* **What needs to be done**: Omit every image, and transcribe the remaining entries exactly as given.

* **Data to process**:
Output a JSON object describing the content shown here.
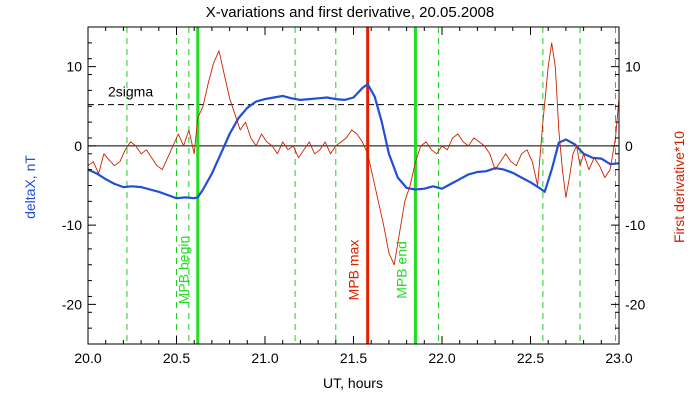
{
  "chart_data": {
    "type": "line",
    "title": "X-variations and first derivative, 20.05.2008",
    "xlabel": "UT, hours",
    "ylabel_left": "deltaX, nT",
    "ylabel_right": "First derivative*10",
    "xlim": [
      20.0,
      23.0
    ],
    "ylim": [
      -25,
      15
    ],
    "x_ticks": [
      20.0,
      20.5,
      21.0,
      21.5,
      22.0,
      22.5,
      23.0
    ],
    "x_tick_labels": [
      "20.0",
      "20.5",
      "21.0",
      "21.5",
      "22.0",
      "22.5",
      "23.0"
    ],
    "y_ticks": [
      -20,
      -10,
      0,
      10
    ],
    "y_tick_labels": [
      "-20",
      "-10",
      "0",
      "10"
    ],
    "colors": {
      "deltaX": "#1f4fd6",
      "derivative": "#cc2200",
      "mpb_max": "#e02000",
      "mpb_bounds": "#22dd22",
      "dashed_markers": "#22cc22",
      "axes": "#000000"
    },
    "reference_lines": [
      {
        "label": "2sigma",
        "y": 5.2,
        "style": "dashed"
      },
      {
        "label": "",
        "y": 0,
        "style": "solid"
      }
    ],
    "vertical_markers": [
      {
        "label": "MPB begin",
        "x": 20.62,
        "kind": "bound"
      },
      {
        "label": "MPB max",
        "x": 21.58,
        "kind": "max"
      },
      {
        "label": "MPB end",
        "x": 21.85,
        "kind": "bound"
      }
    ],
    "dashed_verticals": [
      20.22,
      20.5,
      20.57,
      21.17,
      21.4,
      21.98,
      22.57,
      22.78,
      22.98
    ],
    "series": [
      {
        "name": "deltaX, nT",
        "x": [
          20.0,
          20.05,
          20.1,
          20.15,
          20.2,
          20.25,
          20.3,
          20.35,
          20.4,
          20.45,
          20.5,
          20.55,
          20.6,
          20.62,
          20.65,
          20.7,
          20.75,
          20.8,
          20.85,
          20.9,
          20.95,
          21.0,
          21.05,
          21.1,
          21.15,
          21.2,
          21.25,
          21.3,
          21.35,
          21.4,
          21.45,
          21.5,
          21.55,
          21.58,
          21.62,
          21.66,
          21.7,
          21.75,
          21.8,
          21.85,
          21.9,
          21.95,
          22.0,
          22.05,
          22.1,
          22.15,
          22.2,
          22.25,
          22.3,
          22.35,
          22.4,
          22.45,
          22.5,
          22.55,
          22.58,
          22.62,
          22.66,
          22.7,
          22.75,
          22.8,
          22.85,
          22.9,
          22.95,
          23.0
        ],
        "values": [
          -3.0,
          -3.5,
          -4.2,
          -4.8,
          -5.2,
          -5.1,
          -5.2,
          -5.5,
          -5.8,
          -6.2,
          -6.6,
          -6.5,
          -6.6,
          -6.5,
          -5.5,
          -3.5,
          -1.0,
          1.5,
          3.5,
          4.8,
          5.6,
          5.9,
          6.1,
          6.3,
          6.0,
          5.8,
          5.9,
          6.0,
          6.1,
          5.9,
          5.8,
          6.1,
          7.3,
          7.8,
          6.2,
          3.0,
          -1.0,
          -4.0,
          -5.3,
          -5.5,
          -5.4,
          -5.1,
          -5.4,
          -4.8,
          -4.2,
          -3.6,
          -3.3,
          -3.2,
          -2.8,
          -3.0,
          -3.4,
          -4.0,
          -4.6,
          -5.3,
          -5.8,
          -3.0,
          0.4,
          0.8,
          0.2,
          -1.0,
          -1.5,
          -1.6,
          -2.3,
          -2.2
        ]
      },
      {
        "name": "First derivative*10",
        "x": [
          20.0,
          20.03,
          20.06,
          20.09,
          20.12,
          20.15,
          20.18,
          20.21,
          20.24,
          20.27,
          20.3,
          20.33,
          20.36,
          20.39,
          20.42,
          20.45,
          20.48,
          20.51,
          20.54,
          20.57,
          20.6,
          20.62,
          20.65,
          20.68,
          20.71,
          20.74,
          20.77,
          20.8,
          20.83,
          20.86,
          20.89,
          20.92,
          20.95,
          20.98,
          21.01,
          21.04,
          21.07,
          21.1,
          21.13,
          21.16,
          21.19,
          21.22,
          21.25,
          21.28,
          21.31,
          21.34,
          21.37,
          21.4,
          21.43,
          21.46,
          21.49,
          21.52,
          21.55,
          21.58,
          21.61,
          21.64,
          21.67,
          21.7,
          21.73,
          21.76,
          21.79,
          21.82,
          21.85,
          21.88,
          21.91,
          21.94,
          21.97,
          22.0,
          22.03,
          22.06,
          22.09,
          22.12,
          22.15,
          22.18,
          22.21,
          22.24,
          22.27,
          22.3,
          22.33,
          22.36,
          22.39,
          22.42,
          22.45,
          22.48,
          22.51,
          22.54,
          22.57,
          22.6,
          22.62,
          22.64,
          22.66,
          22.68,
          22.7,
          22.72,
          22.74,
          22.76,
          22.78,
          22.8,
          22.83,
          22.86,
          22.89,
          22.92,
          22.95,
          22.98,
          23.0
        ],
        "values": [
          -2.5,
          -2.0,
          -3.5,
          -1.0,
          -1.8,
          -2.5,
          -2.0,
          -0.5,
          0.5,
          0.0,
          -1.0,
          -0.5,
          -1.5,
          -2.5,
          -3.0,
          -1.5,
          0.0,
          1.5,
          0.0,
          2.0,
          -1.0,
          3.5,
          5.0,
          8.0,
          10.5,
          12.0,
          9.0,
          6.0,
          4.0,
          2.0,
          3.0,
          1.0,
          0.0,
          1.5,
          0.5,
          0.0,
          -1.0,
          0.5,
          -0.5,
          0.0,
          -1.5,
          -0.5,
          0.5,
          -1.0,
          -0.5,
          0.5,
          -1.0,
          0.0,
          0.5,
          1.0,
          2.0,
          1.5,
          0.5,
          -1.0,
          -4.0,
          -7.0,
          -10.0,
          -13.5,
          -15.0,
          -11.0,
          -7.0,
          -5.0,
          -2.0,
          0.0,
          0.5,
          -0.5,
          -1.0,
          0.0,
          -0.5,
          1.0,
          1.5,
          0.5,
          0.0,
          1.0,
          0.5,
          0.0,
          -1.0,
          -3.0,
          -2.0,
          -1.0,
          -2.0,
          -2.5,
          -1.0,
          -0.5,
          -2.0,
          -5.0,
          3.0,
          10.0,
          13.0,
          10.0,
          2.0,
          -3.0,
          -6.5,
          -4.0,
          -1.0,
          0.0,
          -2.5,
          -1.0,
          -3.0,
          -1.5,
          -2.5,
          -4.0,
          -3.0,
          1.0,
          6.0
        ]
      }
    ]
  }
}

* **The response**:
Output a JSON object describing the content shown here.
{
  "chart_data": {
    "type": "line",
    "title": "X-variations and first derivative, 20.05.2008",
    "xlabel": "UT, hours",
    "ylabel_left": "deltaX, nT",
    "ylabel_right": "First derivative*10",
    "xlim": [
      20.0,
      23.0
    ],
    "ylim": [
      -25,
      15
    ],
    "x_ticks": [
      20.0,
      20.5,
      21.0,
      21.5,
      22.0,
      22.5,
      23.0
    ],
    "x_tick_labels": [
      "20.0",
      "20.5",
      "21.0",
      "21.5",
      "22.0",
      "22.5",
      "23.0"
    ],
    "y_ticks": [
      -20,
      -10,
      0,
      10
    ],
    "y_tick_labels": [
      "-20",
      "-10",
      "0",
      "10"
    ],
    "colors": {
      "deltaX": "#1f4fd6",
      "derivative": "#cc2200",
      "mpb_max": "#e02000",
      "mpb_bounds": "#22dd22",
      "dashed_markers": "#22cc22",
      "axes": "#000000"
    },
    "reference_lines": [
      {
        "label": "2sigma",
        "y": 5.2,
        "style": "dashed"
      },
      {
        "label": "",
        "y": 0,
        "style": "solid"
      }
    ],
    "vertical_markers": [
      {
        "label": "MPB begin",
        "x": 20.62,
        "kind": "bound"
      },
      {
        "label": "MPB max",
        "x": 21.58,
        "kind": "max"
      },
      {
        "label": "MPB end",
        "x": 21.85,
        "kind": "bound"
      }
    ],
    "dashed_verticals": [
      20.22,
      20.5,
      20.57,
      21.17,
      21.4,
      21.98,
      22.57,
      22.78,
      22.98
    ],
    "series": [
      {
        "name": "deltaX, nT",
        "x": [
          20.0,
          20.05,
          20.1,
          20.15,
          20.2,
          20.25,
          20.3,
          20.35,
          20.4,
          20.45,
          20.5,
          20.55,
          20.6,
          20.62,
          20.65,
          20.7,
          20.75,
          20.8,
          20.85,
          20.9,
          20.95,
          21.0,
          21.05,
          21.1,
          21.15,
          21.2,
          21.25,
          21.3,
          21.35,
          21.4,
          21.45,
          21.5,
          21.55,
          21.58,
          21.62,
          21.66,
          21.7,
          21.75,
          21.8,
          21.85,
          21.9,
          21.95,
          22.0,
          22.05,
          22.1,
          22.15,
          22.2,
          22.25,
          22.3,
          22.35,
          22.4,
          22.45,
          22.5,
          22.55,
          22.58,
          22.62,
          22.66,
          22.7,
          22.75,
          22.8,
          22.85,
          22.9,
          22.95,
          23.0
        ],
        "values": [
          -3.0,
          -3.5,
          -4.2,
          -4.8,
          -5.2,
          -5.1,
          -5.2,
          -5.5,
          -5.8,
          -6.2,
          -6.6,
          -6.5,
          -6.6,
          -6.5,
          -5.5,
          -3.5,
          -1.0,
          1.5,
          3.5,
          4.8,
          5.6,
          5.9,
          6.1,
          6.3,
          6.0,
          5.8,
          5.9,
          6.0,
          6.1,
          5.9,
          5.8,
          6.1,
          7.3,
          7.8,
          6.2,
          3.0,
          -1.0,
          -4.0,
          -5.3,
          -5.5,
          -5.4,
          -5.1,
          -5.4,
          -4.8,
          -4.2,
          -3.6,
          -3.3,
          -3.2,
          -2.8,
          -3.0,
          -3.4,
          -4.0,
          -4.6,
          -5.3,
          -5.8,
          -3.0,
          0.4,
          0.8,
          0.2,
          -1.0,
          -1.5,
          -1.6,
          -2.3,
          -2.2
        ]
      },
      {
        "name": "First derivative*10",
        "x": [
          20.0,
          20.03,
          20.06,
          20.09,
          20.12,
          20.15,
          20.18,
          20.21,
          20.24,
          20.27,
          20.3,
          20.33,
          20.36,
          20.39,
          20.42,
          20.45,
          20.48,
          20.51,
          20.54,
          20.57,
          20.6,
          20.62,
          20.65,
          20.68,
          20.71,
          20.74,
          20.77,
          20.8,
          20.83,
          20.86,
          20.89,
          20.92,
          20.95,
          20.98,
          21.01,
          21.04,
          21.07,
          21.1,
          21.13,
          21.16,
          21.19,
          21.22,
          21.25,
          21.28,
          21.31,
          21.34,
          21.37,
          21.4,
          21.43,
          21.46,
          21.49,
          21.52,
          21.55,
          21.58,
          21.61,
          21.64,
          21.67,
          21.7,
          21.73,
          21.76,
          21.79,
          21.82,
          21.85,
          21.88,
          21.91,
          21.94,
          21.97,
          22.0,
          22.03,
          22.06,
          22.09,
          22.12,
          22.15,
          22.18,
          22.21,
          22.24,
          22.27,
          22.3,
          22.33,
          22.36,
          22.39,
          22.42,
          22.45,
          22.48,
          22.51,
          22.54,
          22.57,
          22.6,
          22.62,
          22.64,
          22.66,
          22.68,
          22.7,
          22.72,
          22.74,
          22.76,
          22.78,
          22.8,
          22.83,
          22.86,
          22.89,
          22.92,
          22.95,
          22.98,
          23.0
        ],
        "values": [
          -2.5,
          -2.0,
          -3.5,
          -1.0,
          -1.8,
          -2.5,
          -2.0,
          -0.5,
          0.5,
          0.0,
          -1.0,
          -0.5,
          -1.5,
          -2.5,
          -3.0,
          -1.5,
          0.0,
          1.5,
          0.0,
          2.0,
          -1.0,
          3.5,
          5.0,
          8.0,
          10.5,
          12.0,
          9.0,
          6.0,
          4.0,
          2.0,
          3.0,
          1.0,
          0.0,
          1.5,
          0.5,
          0.0,
          -1.0,
          0.5,
          -0.5,
          0.0,
          -1.5,
          -0.5,
          0.5,
          -1.0,
          -0.5,
          0.5,
          -1.0,
          0.0,
          0.5,
          1.0,
          2.0,
          1.5,
          0.5,
          -1.0,
          -4.0,
          -7.0,
          -10.0,
          -13.5,
          -15.0,
          -11.0,
          -7.0,
          -5.0,
          -2.0,
          0.0,
          0.5,
          -0.5,
          -1.0,
          0.0,
          -0.5,
          1.0,
          1.5,
          0.5,
          0.0,
          1.0,
          0.5,
          0.0,
          -1.0,
          -3.0,
          -2.0,
          -1.0,
          -2.0,
          -2.5,
          -1.0,
          -0.5,
          -2.0,
          -5.0,
          3.0,
          10.0,
          13.0,
          10.0,
          2.0,
          -3.0,
          -6.5,
          -4.0,
          -1.0,
          0.0,
          -2.5,
          -1.0,
          -3.0,
          -1.5,
          -2.5,
          -4.0,
          -3.0,
          1.0,
          6.0
        ]
      }
    ]
  }
}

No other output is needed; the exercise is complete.